[Spatial annotation entries]
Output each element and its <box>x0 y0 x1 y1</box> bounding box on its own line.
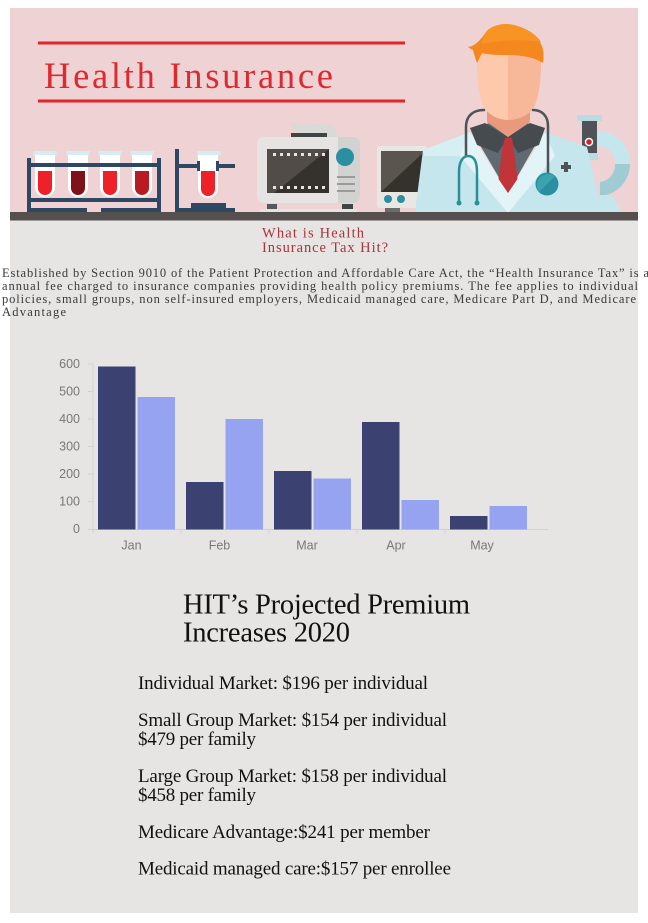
face <box>477 50 508 120</box>
individual market: Individual Market: $196 per individual <box>138 673 428 694</box>
icon: microscope <box>577 115 630 212</box>
large group market: $458 per family <box>138 785 256 806</box>
series 1 bars <box>98 366 488 530</box>
x axis labels: Jan <box>121 538 142 552</box>
stethoscope <box>459 110 548 202</box>
x axis labels <box>121 538 495 552</box>
shirt and collar <box>470 123 545 193</box>
y axis labels: 200 <box>59 467 80 481</box>
tie <box>498 138 518 193</box>
title rule top <box>38 42 405 44</box>
intro text: Established by Section 9010 of the Patient Protection and Affordable Care Act, the “Health Insurance Tax” is a <box>2 266 648 280</box>
y axis labels: 400 <box>59 412 80 426</box>
large group market: Large Group Market: $158 per individual <box>138 766 447 787</box>
x axis labels: May <box>470 538 495 552</box>
y axis labels: 100 <box>59 494 80 508</box>
heading: projected premium increases <box>183 590 470 649</box>
small group market: $479 per family <box>138 729 256 750</box>
heading: projected premium increases: Increases 2020 <box>183 618 350 649</box>
subtitle <box>262 226 388 256</box>
title rule bottom <box>38 100 405 102</box>
icon: medical machine <box>257 123 360 212</box>
x axis labels: Feb <box>209 538 230 552</box>
premium list <box>138 673 451 880</box>
icon: retort stand <box>175 149 235 212</box>
floor <box>10 212 638 220</box>
y axis labels: 600 <box>59 357 80 371</box>
icon: monitor <box>377 146 427 212</box>
medicaid managed care: Medicaid managed care:$157 per enrollee <box>138 859 451 880</box>
y axis labels: 300 <box>59 440 80 454</box>
banner background <box>10 8 638 212</box>
small group market: Small Group Market: $154 per individual <box>138 710 447 731</box>
medicare advantage: Medicare Advantage:$241 per member <box>138 822 431 843</box>
banner <box>10 8 638 220</box>
icon: test tube rack <box>27 151 161 212</box>
y axis labels <box>59 357 80 536</box>
subtitle: Insurance Tax Hit? <box>262 240 388 256</box>
intro text <box>2 266 648 319</box>
subtitle: What is Health <box>262 226 365 242</box>
y axis labels: 0 <box>73 522 80 536</box>
series 2 bars <box>138 397 527 530</box>
coat <box>415 132 602 213</box>
title: Health Insurance <box>44 55 333 96</box>
badge cross <box>561 162 571 172</box>
small group market <box>138 710 447 750</box>
hair <box>468 24 544 63</box>
x axis labels: Apr <box>386 538 406 552</box>
large group market <box>138 766 447 806</box>
intro text: Advantage <box>2 305 66 319</box>
neck <box>487 108 530 137</box>
icon: doctor <box>415 24 602 213</box>
intro text: annual fee charged to insurance companies providing health policy premiums. The fee applies to individual <box>2 279 639 293</box>
x axis labels: Mar <box>296 538 318 552</box>
intro text: policies, small groups, non self-insured employers, Medicaid managed care, Medicare Part D, and Medicare <box>2 292 636 306</box>
y axis labels: 500 <box>59 384 80 398</box>
bar chart <box>59 357 548 552</box>
heading: projected premium increases: HIT’s Projected Premium <box>183 590 470 620</box>
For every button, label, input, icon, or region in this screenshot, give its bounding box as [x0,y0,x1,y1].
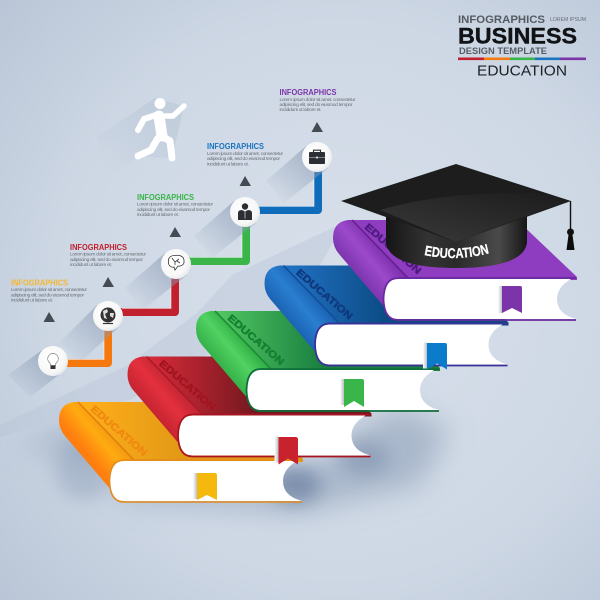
header: education: EDUCATION [477,62,567,80]
header block [458,14,586,80]
text block: step 3: Lorem ipsum dolor sit amet, consectetur [137,202,213,208]
book: red: EDUCATION [157,358,217,413]
long shadow of the book stack [0,222,345,437]
header: lorem ipsum: LOREM IPSUM [550,17,586,23]
text block: step 4: incididunt ut labore et. [207,161,249,167]
text block: step 5: adipiscing elit, sed do eiusmod tempor [280,102,353,108]
step 3: brain icon [161,249,191,279]
text block: step 4: INFOGRAPHICS [207,141,264,151]
text block: step 4: adipiscing elit, sed do eiusmod tempor [207,156,280,162]
text block: step 4: Lorem ipsum dolor sit amet, consectetur [207,151,283,157]
soft shadow under the books [15,405,450,512]
step 4: business person icon [230,197,260,227]
tassel [566,201,574,250]
text block: step 2: INFOGRAPHICS [70,242,127,252]
book: blue [264,266,508,370]
text block: step 2: Lorem ipsum dolor sit amet, consectetur [70,252,146,258]
text block: step 5: Lorem ipsum dolor sit amet, consectetur [280,97,356,103]
text block: step 3: incididunt ut labore et. [137,212,179,218]
cap board [341,164,571,242]
header: business: BUSINESS [458,24,577,48]
text block: step 1: incididunt ut labore et. [11,298,53,304]
text block: step 4 [207,141,283,167]
rainbow bar [458,58,586,60]
connector: blue [257,168,318,210]
graduation cap [341,164,574,268]
connector highlights [68,168,314,360]
step 5: briefcase icon [302,142,332,172]
text block: step 5: incididunt ut labore et. [280,107,322,113]
icon: running person [138,98,184,158]
book: orange: EDUCATION [88,404,149,459]
connector: red [120,276,175,312]
text block: step 3 [137,192,213,218]
circle long shadows [8,146,328,397]
step 1: bulb icon [38,346,68,376]
text block: step 2: adipiscing elit, sed do eiusmod tempor [70,257,143,263]
text block: step 1: Lorem ipsum dolor sit amet, consectetur [11,287,87,293]
book: purple [333,220,577,320]
text block: step 2 [70,242,146,268]
book: blue: EDUCATION [294,267,354,322]
marker triangles [44,122,323,322]
connector: orange [66,328,108,363]
text block: step 3: adipiscing elit, sed do eiusmod tempor [137,207,210,213]
text block: step 5 [280,87,356,113]
book: purple: EDUCATION [362,222,423,277]
cap band [386,216,527,268]
book: green: EDUCATION [225,313,286,368]
connector: green [188,224,246,261]
text block: step 1: INFOGRAPHICS [11,278,68,288]
text block: step 2: incididunt ut labore et. [70,262,112,268]
cap label: EDUCATION [424,244,489,258]
book: red [128,356,372,464]
step 2: globe icon [93,301,123,331]
book: orange [59,402,303,502]
text block: step 3: INFOGRAPHICS [137,192,194,202]
text block: step 1: adipiscing elit, sed do eiusmod tempor [11,292,84,298]
step connectors [66,168,318,363]
runner shadow [97,98,184,183]
header: infographics: INFOGRAPHICS [458,14,545,26]
header: design template: DESIGN TEMPLATE [459,46,547,56]
text block: step 1 [11,278,87,304]
text block: step 5: INFOGRAPHICS [280,87,337,97]
book: green [196,311,440,411]
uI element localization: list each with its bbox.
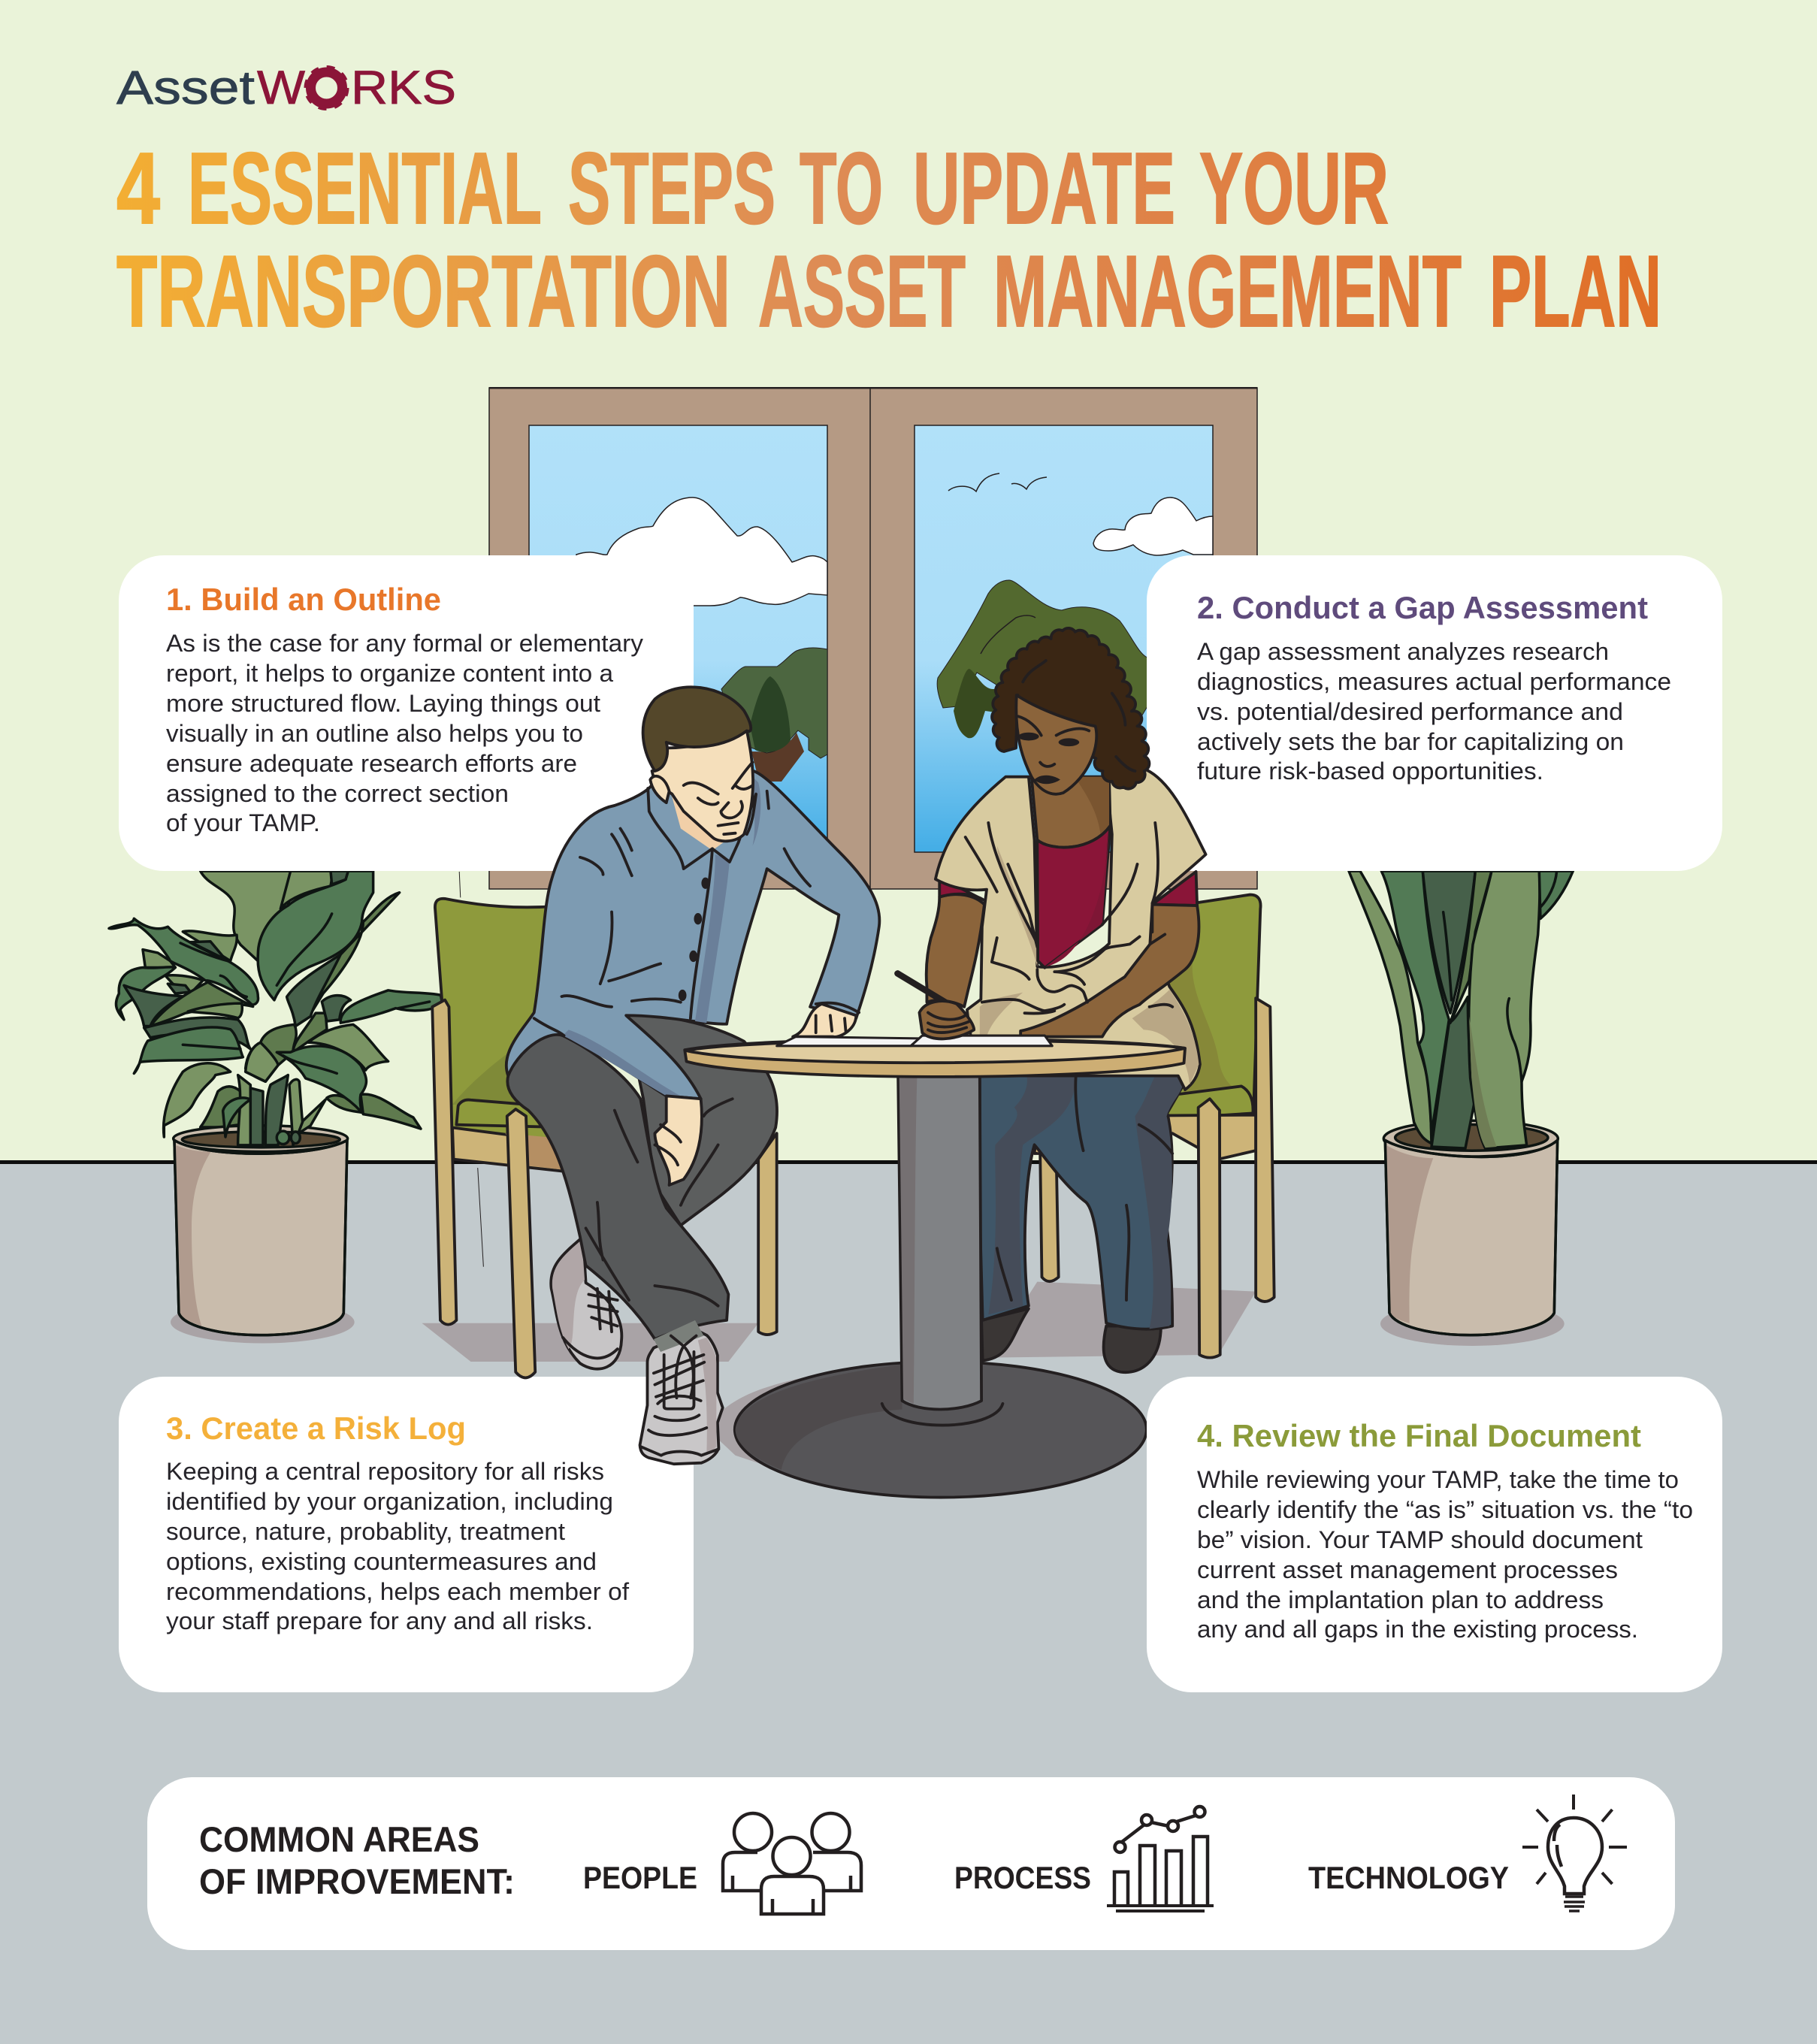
table: top — [685, 1039, 1185, 1077]
card 4: Review the Final Document: any and all gaps in the existing process. — [1197, 1616, 1638, 1643]
table base — [717, 1362, 1147, 1498]
man: hand on table — [793, 1004, 856, 1037]
man: shirt — [506, 771, 879, 1099]
man: sock — [654, 1320, 703, 1352]
man: near leg — [507, 1032, 728, 1339]
card 4: Review the Final Document: be” vision. Your TAMP should document — [1197, 1526, 1643, 1553]
right chair — [1035, 895, 1274, 1358]
card 4: Review the Final Document: and the implantation plan to address — [1197, 1586, 1604, 1613]
card 2: Conduct a Gap Assessment: actively sets the bar for capitalizing on — [1197, 728, 1624, 755]
icon: process chart — [1107, 1807, 1214, 1912]
left chair — [432, 899, 777, 1377]
woman: sleeve left — [939, 878, 984, 900]
card 4: Review the Final Document: While reviewing your TAMP, take the time to — [1197, 1466, 1679, 1493]
window — [489, 387, 1257, 889]
man: far leg — [626, 1015, 777, 1226]
woman: neck and chest — [1032, 777, 1111, 848]
right plant pot — [1380, 1140, 1565, 1346]
woman: shoes — [981, 1309, 1029, 1360]
card 1: Build an Outline: report, it helps to organize content into a — [166, 660, 613, 687]
thin stray lines near chair — [459, 872, 483, 1267]
title: TO — [800, 132, 883, 245]
logo: AssetWORKS — [116, 62, 456, 114]
woman: face — [1016, 695, 1096, 794]
title — [116, 132, 1661, 348]
woman: jeans — [980, 1076, 1184, 1329]
woman: cardigan folds — [966, 823, 1172, 1014]
wall background — [0, 0, 1817, 1163]
man: ear — [650, 776, 670, 803]
title: TRANSPORTATION — [116, 234, 730, 348]
title: ESSENTIAL — [188, 132, 542, 245]
man: neck — [671, 793, 744, 851]
title: PLAN — [1489, 234, 1661, 348]
woman: features — [1018, 716, 1089, 736]
title: YOUR — [1199, 132, 1389, 245]
card 1: Build an Outline: more structured flow. Laying things out — [166, 690, 600, 717]
title: STEPS — [568, 132, 775, 245]
card 3: Create a Risk Log: options, existing countermeasures and — [166, 1548, 597, 1575]
bottom panel: common areas of improvement — [147, 1777, 1675, 1950]
card 2: Conduct a Gap Assessment: A gap assessment analyzes research — [1197, 638, 1609, 665]
logo: AssetWORKS: RKS — [351, 62, 456, 114]
label: people: PEOPLE — [583, 1860, 697, 1895]
label: process: PROCESS — [954, 1860, 1091, 1895]
woman: right sleeve — [1152, 872, 1197, 906]
skirting line — [0, 1160, 1817, 1164]
card 1: Build an Outline — [119, 555, 694, 871]
title: 4 — [116, 132, 160, 245]
title: ASSET — [758, 234, 966, 348]
table: column — [882, 1076, 1002, 1426]
card 3: Create a Risk Log: source, nature, probablity, treatment — [166, 1518, 565, 1545]
hand — [919, 1001, 974, 1039]
card 3: Create a Risk Log: your staff prepare for any and all risks. — [166, 1607, 593, 1634]
woman: magenta top — [1037, 826, 1111, 968]
card 3: Create a Risk Log: Keeping a central repository for all risks — [166, 1458, 604, 1485]
card 1: Build an Outline: visually in an outline also helps you to — [166, 720, 583, 747]
title: UPDATE — [913, 132, 1175, 245]
card 1: Build an Outline: assigned to the correct section — [166, 780, 509, 807]
icon: light bulb — [1522, 1795, 1627, 1911]
man: front shoe — [640, 1330, 723, 1464]
man: laces — [563, 1289, 618, 1358]
card 4: Review the Final Document — [1147, 1377, 1722, 1692]
card 4: Review the Final Document: clearly identify the “as is” situation vs. the “to — [1197, 1496, 1693, 1523]
left plant — [109, 871, 442, 1151]
card 1: Build an Outline: ensure adequate research efforts are — [166, 750, 577, 777]
woman's hand and pen — [897, 973, 974, 1039]
woman: hair curls — [1023, 661, 1135, 771]
card 4: Review the Final Document: 4. Review the Final Document — [1197, 1418, 1641, 1453]
woman: cardigan shading — [980, 846, 1199, 1084]
logo: AssetWORKS: Asset — [116, 62, 255, 114]
card 3: Create a Risk Log: recommendations, helps each member of — [166, 1578, 629, 1605]
woman — [927, 628, 1206, 1372]
woman: far arm — [927, 894, 984, 1007]
man: features — [684, 763, 753, 834]
card 3: Create a Risk Log: identified by your organization, including — [166, 1488, 613, 1515]
card 2: Conduct a Gap Assessment: diagnostics, measures actual performance — [1197, 668, 1671, 695]
woman: cardigan — [936, 770, 1206, 1090]
label: technology: TECHNOLOGY — [1308, 1860, 1509, 1895]
card 2: Conduct a Gap Assessment: vs. potential/desired performance and — [1197, 698, 1623, 725]
card 4: Review the Final Document: current asset management processes — [1197, 1556, 1618, 1583]
man: hand on knee — [655, 1096, 702, 1185]
man: buttons — [679, 878, 709, 1001]
card 3: Create a Risk Log — [119, 1377, 694, 1692]
floor shadow under right chair — [988, 1282, 1256, 1358]
card 1: Build an Outline: As is the case for any formal or elementary — [166, 630, 643, 657]
card 2: Conduct a Gap Assessment — [1147, 555, 1722, 871]
icon: people — [723, 1813, 861, 1914]
card 1: Build an Outline: 1. Build an Outline — [166, 582, 441, 617]
panel heading: COMMON AREAS — [199, 1819, 479, 1859]
table: paper left — [777, 1037, 919, 1046]
card 1: Build an Outline: of your TAMP. — [166, 809, 320, 836]
title: MANAGEMENT — [993, 234, 1462, 348]
panel heading — [199, 1819, 515, 1901]
logo: AssetWORKS: W — [257, 62, 306, 114]
right plant — [1349, 871, 1573, 1157]
card 2: Conduct a Gap Assessment: future risk-based opportunities. — [1197, 757, 1543, 785]
man: back shoe — [551, 1237, 621, 1369]
left window pane with cloud and tree — [529, 425, 827, 852]
left plant pot — [171, 1140, 355, 1344]
woman: hair — [992, 628, 1149, 789]
floor — [0, 1161, 1817, 2044]
card 3: Create a Risk Log: 3. Create a Risk Log — [166, 1411, 466, 1446]
man: shirt folds and collar — [534, 788, 859, 1036]
floor shadow under left chair — [422, 1323, 758, 1362]
right window pane with cloud, birds and tree — [915, 425, 1213, 852]
pen — [897, 973, 951, 1005]
man: face — [652, 730, 753, 841]
man: hair — [643, 687, 751, 771]
card 2: Conduct a Gap Assessment: 2. Conduct a Gap Assessment — [1197, 590, 1648, 625]
panel heading: OF IMPROVEMENT: — [199, 1861, 515, 1901]
woman: right arm — [1020, 905, 1199, 1037]
table — [685, 1036, 1185, 1426]
table: paper right — [911, 1036, 1052, 1046]
man — [506, 687, 879, 1464]
man: front shoe laces — [641, 1336, 718, 1456]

**WORK TO BE COMPLETED**
Express everything from the line containing "header: education: EDUCATION [477,62,567,80]" down to the line containing "long shadow of the book stack [0,222,345,437]" as a JSON list of strings, one string per line, leaving out blank lines.

**ANSWER TO THE PROBLEM**
[
  "header: education: EDUCATION [477,62,567,80]",
  "header block [458,14,586,80]",
  "text block: step 3: Lorem ipsum dolor sit amet, consectetur [137,202,213,208]",
  "book: red: EDUCATION [157,358,217,413]",
  "long shadow of the book stack [0,222,345,437]"
]